◆ Supplied entries ◆
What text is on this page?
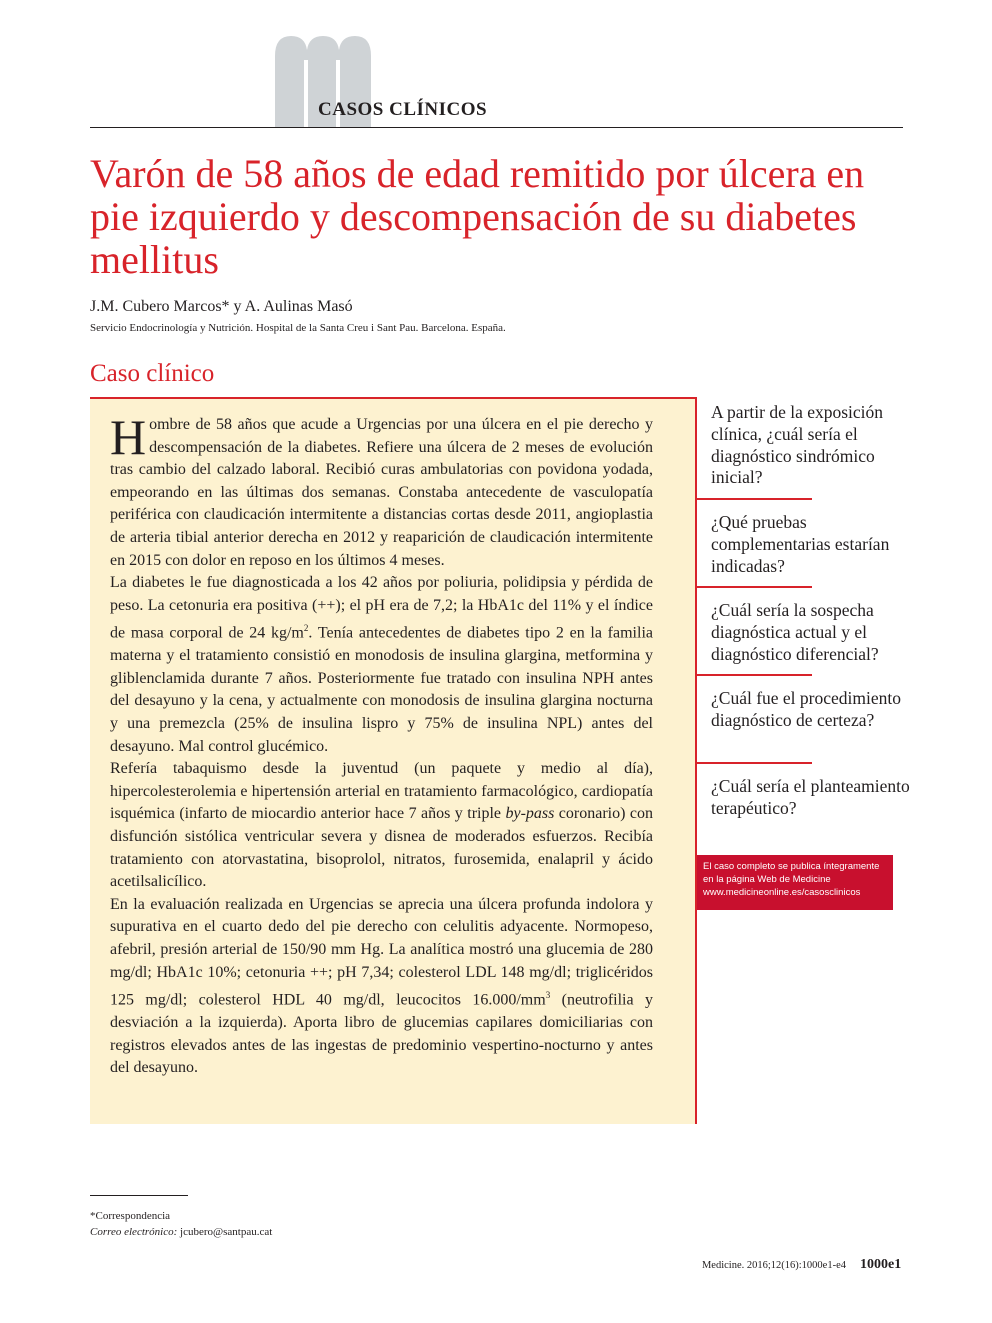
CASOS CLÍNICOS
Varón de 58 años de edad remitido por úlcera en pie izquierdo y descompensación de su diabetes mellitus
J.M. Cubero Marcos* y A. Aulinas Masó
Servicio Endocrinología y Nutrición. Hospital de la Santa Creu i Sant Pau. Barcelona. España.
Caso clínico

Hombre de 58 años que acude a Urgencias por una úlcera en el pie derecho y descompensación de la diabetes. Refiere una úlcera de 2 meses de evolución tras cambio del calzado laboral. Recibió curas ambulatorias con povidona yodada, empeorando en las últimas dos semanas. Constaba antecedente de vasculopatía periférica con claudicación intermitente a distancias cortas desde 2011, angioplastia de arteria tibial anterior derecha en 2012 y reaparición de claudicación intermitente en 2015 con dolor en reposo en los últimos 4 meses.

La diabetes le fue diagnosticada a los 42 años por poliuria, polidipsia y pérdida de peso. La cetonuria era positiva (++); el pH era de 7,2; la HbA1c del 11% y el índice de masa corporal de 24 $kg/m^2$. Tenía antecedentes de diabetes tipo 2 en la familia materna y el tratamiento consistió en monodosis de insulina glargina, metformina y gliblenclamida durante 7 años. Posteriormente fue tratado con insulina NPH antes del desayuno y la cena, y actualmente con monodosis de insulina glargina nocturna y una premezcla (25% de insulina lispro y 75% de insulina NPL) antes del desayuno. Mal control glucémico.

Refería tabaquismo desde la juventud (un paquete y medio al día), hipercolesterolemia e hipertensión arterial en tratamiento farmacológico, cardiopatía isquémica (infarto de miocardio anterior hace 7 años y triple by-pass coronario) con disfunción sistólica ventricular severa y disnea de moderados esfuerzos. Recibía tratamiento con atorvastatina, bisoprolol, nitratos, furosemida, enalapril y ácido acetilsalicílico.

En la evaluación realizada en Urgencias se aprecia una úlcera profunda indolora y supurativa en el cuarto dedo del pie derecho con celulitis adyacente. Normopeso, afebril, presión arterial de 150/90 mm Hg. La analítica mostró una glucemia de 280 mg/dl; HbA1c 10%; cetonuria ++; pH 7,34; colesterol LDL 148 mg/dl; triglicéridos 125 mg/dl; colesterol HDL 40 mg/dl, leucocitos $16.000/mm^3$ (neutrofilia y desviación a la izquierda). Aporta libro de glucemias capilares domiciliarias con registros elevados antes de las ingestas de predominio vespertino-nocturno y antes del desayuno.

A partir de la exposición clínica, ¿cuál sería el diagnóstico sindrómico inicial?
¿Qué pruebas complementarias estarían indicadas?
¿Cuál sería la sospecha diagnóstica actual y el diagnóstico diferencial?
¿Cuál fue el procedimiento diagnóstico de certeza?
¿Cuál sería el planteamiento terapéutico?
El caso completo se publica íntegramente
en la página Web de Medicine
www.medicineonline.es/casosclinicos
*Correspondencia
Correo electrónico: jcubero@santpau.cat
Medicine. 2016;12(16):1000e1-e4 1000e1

==

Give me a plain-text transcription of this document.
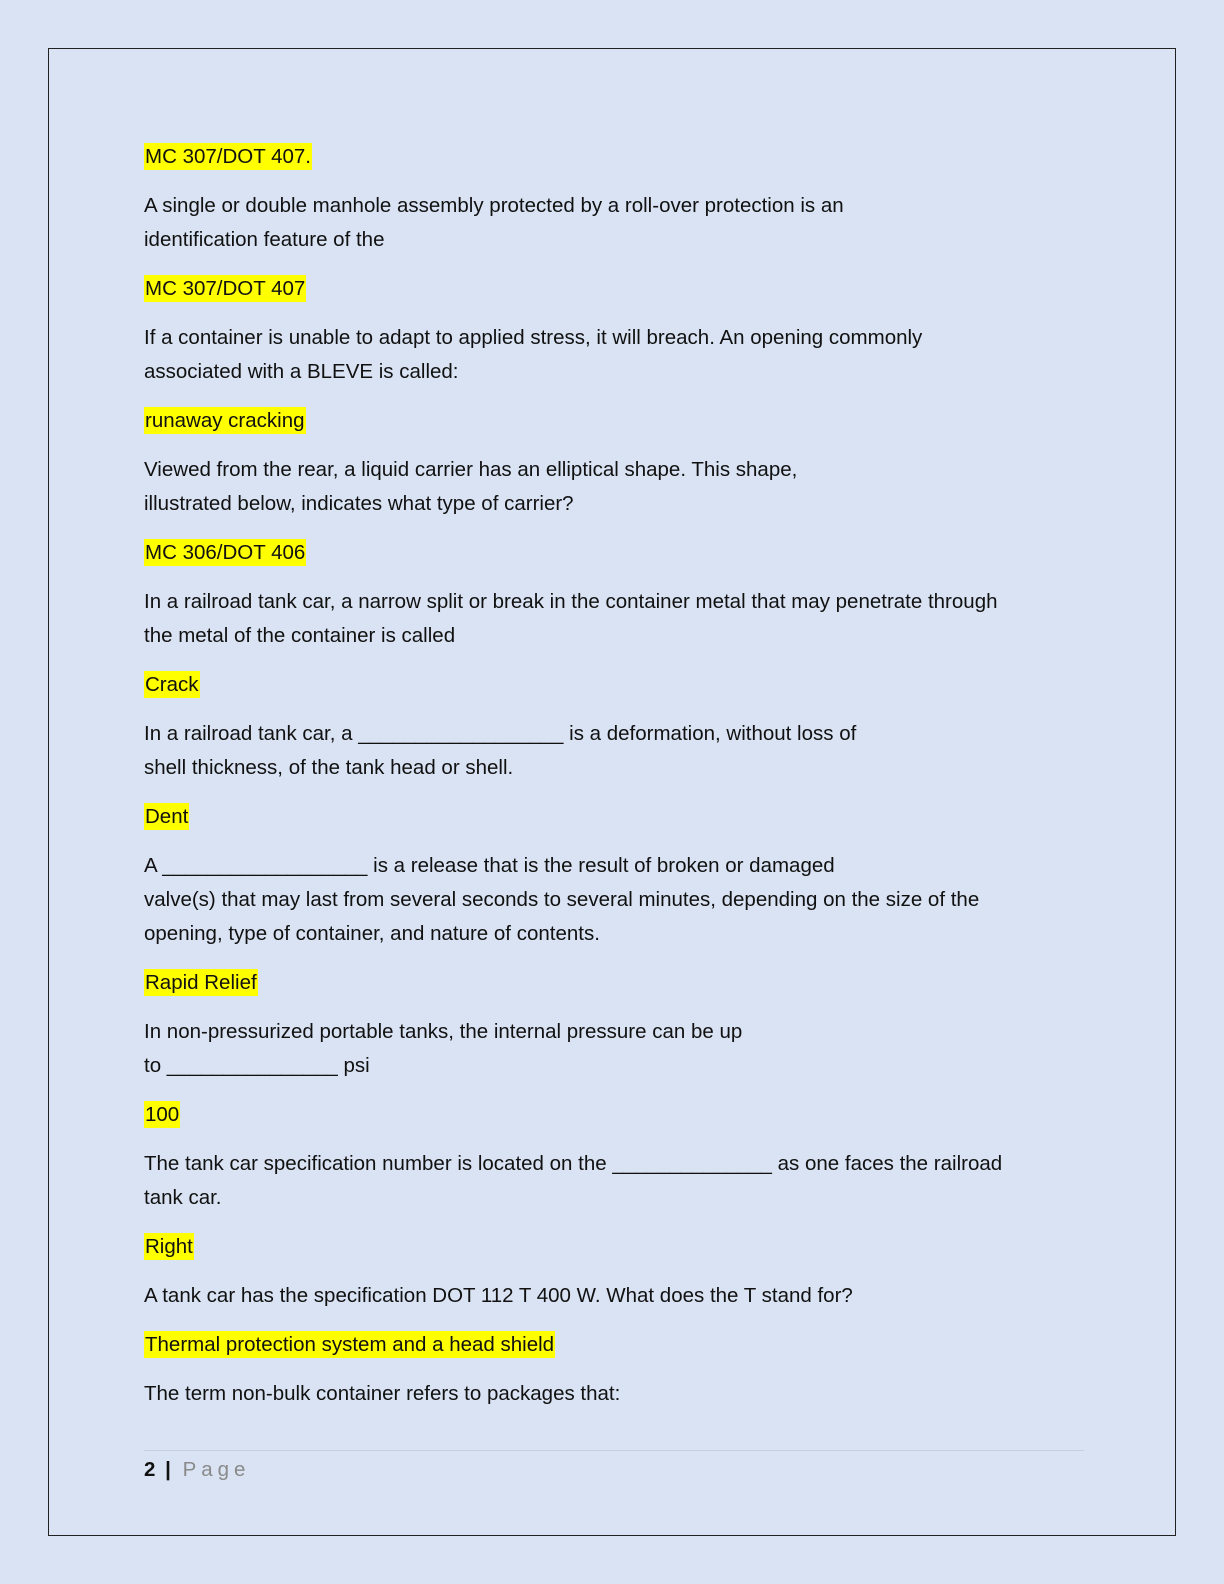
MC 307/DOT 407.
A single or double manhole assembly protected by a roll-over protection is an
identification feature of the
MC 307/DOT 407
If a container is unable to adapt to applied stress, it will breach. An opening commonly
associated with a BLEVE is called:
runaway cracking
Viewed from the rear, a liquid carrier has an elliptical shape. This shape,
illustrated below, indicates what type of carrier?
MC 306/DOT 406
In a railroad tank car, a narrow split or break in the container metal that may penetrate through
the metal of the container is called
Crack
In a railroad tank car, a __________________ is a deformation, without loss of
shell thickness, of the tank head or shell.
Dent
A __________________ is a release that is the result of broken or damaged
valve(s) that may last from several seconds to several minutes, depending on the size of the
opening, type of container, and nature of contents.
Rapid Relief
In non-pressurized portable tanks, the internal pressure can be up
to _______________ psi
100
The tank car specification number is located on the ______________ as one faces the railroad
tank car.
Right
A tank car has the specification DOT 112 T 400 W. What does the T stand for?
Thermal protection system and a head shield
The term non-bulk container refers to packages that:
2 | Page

...

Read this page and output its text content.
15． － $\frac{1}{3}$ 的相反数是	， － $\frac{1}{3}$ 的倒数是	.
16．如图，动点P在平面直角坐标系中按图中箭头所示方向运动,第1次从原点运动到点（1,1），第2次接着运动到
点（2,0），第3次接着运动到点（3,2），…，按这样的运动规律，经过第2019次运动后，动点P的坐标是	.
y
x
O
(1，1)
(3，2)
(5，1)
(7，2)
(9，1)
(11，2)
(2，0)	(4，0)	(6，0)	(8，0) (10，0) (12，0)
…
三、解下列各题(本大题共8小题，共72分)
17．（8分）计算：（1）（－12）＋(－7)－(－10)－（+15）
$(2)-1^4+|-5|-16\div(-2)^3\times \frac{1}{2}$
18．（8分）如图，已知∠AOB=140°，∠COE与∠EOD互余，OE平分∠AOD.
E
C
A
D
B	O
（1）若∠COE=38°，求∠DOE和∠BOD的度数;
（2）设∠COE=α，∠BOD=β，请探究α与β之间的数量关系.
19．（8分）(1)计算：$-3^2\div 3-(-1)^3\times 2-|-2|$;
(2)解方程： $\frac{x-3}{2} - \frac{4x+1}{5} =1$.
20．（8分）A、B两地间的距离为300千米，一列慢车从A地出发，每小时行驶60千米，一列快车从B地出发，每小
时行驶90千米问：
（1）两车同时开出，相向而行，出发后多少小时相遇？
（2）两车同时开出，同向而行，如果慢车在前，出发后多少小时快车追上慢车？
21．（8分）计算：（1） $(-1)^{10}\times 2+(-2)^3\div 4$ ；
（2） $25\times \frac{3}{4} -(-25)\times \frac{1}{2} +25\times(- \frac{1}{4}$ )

◆ Task instructions ◆
Search the entries for the word "text" and gather every line where it appears.

◆ Result for this task ◆
What text is on this page?
Give me a plain-text transcription of this document.
Read this page and output its text content.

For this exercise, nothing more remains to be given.